§ **TASK TO COMPLETE**: For each line below that includes the word "while", make a copy.

§ **DATA RECORDS**:

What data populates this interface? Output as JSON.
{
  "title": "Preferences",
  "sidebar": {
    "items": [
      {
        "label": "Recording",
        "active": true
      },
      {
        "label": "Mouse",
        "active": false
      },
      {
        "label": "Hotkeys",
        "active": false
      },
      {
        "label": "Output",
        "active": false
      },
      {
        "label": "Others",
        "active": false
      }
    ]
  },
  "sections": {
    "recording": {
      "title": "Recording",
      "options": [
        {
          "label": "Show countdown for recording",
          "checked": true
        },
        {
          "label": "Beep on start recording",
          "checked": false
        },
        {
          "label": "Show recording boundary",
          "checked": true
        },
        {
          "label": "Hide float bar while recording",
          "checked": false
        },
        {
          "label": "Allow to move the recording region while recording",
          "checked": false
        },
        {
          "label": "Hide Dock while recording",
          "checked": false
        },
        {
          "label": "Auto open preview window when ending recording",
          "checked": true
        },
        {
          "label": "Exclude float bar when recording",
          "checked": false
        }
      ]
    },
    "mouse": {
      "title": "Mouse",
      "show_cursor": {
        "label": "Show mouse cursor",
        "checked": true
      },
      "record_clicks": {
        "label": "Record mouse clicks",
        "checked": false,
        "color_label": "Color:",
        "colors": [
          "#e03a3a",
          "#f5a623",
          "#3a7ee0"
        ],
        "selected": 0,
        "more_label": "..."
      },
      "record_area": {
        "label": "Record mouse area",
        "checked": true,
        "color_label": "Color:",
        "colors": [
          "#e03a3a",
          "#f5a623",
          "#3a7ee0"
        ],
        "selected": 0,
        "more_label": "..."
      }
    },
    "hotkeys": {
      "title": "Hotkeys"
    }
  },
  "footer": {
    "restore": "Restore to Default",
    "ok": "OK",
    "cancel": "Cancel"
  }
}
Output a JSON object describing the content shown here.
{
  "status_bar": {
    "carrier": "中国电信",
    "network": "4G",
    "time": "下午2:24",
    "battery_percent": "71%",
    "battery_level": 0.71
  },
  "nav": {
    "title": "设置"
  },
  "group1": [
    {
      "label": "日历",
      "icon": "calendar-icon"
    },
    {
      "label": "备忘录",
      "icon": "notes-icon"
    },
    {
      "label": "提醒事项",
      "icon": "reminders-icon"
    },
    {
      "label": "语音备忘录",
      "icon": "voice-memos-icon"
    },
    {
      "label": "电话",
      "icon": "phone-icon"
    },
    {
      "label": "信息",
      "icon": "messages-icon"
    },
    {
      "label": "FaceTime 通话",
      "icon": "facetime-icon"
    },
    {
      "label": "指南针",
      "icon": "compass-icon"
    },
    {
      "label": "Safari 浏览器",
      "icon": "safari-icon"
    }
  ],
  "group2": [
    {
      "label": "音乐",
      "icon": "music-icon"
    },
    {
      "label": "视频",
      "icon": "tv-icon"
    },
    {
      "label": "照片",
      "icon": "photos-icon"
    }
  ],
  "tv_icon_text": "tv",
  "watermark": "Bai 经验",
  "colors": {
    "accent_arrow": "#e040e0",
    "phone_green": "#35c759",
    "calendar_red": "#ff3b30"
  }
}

§ **SOLVED PROBLEM**:
          "label": "Hide float bar while recording",
          "label": "Allow to move the recording region while recording",
          "label": "Hide Dock while recording",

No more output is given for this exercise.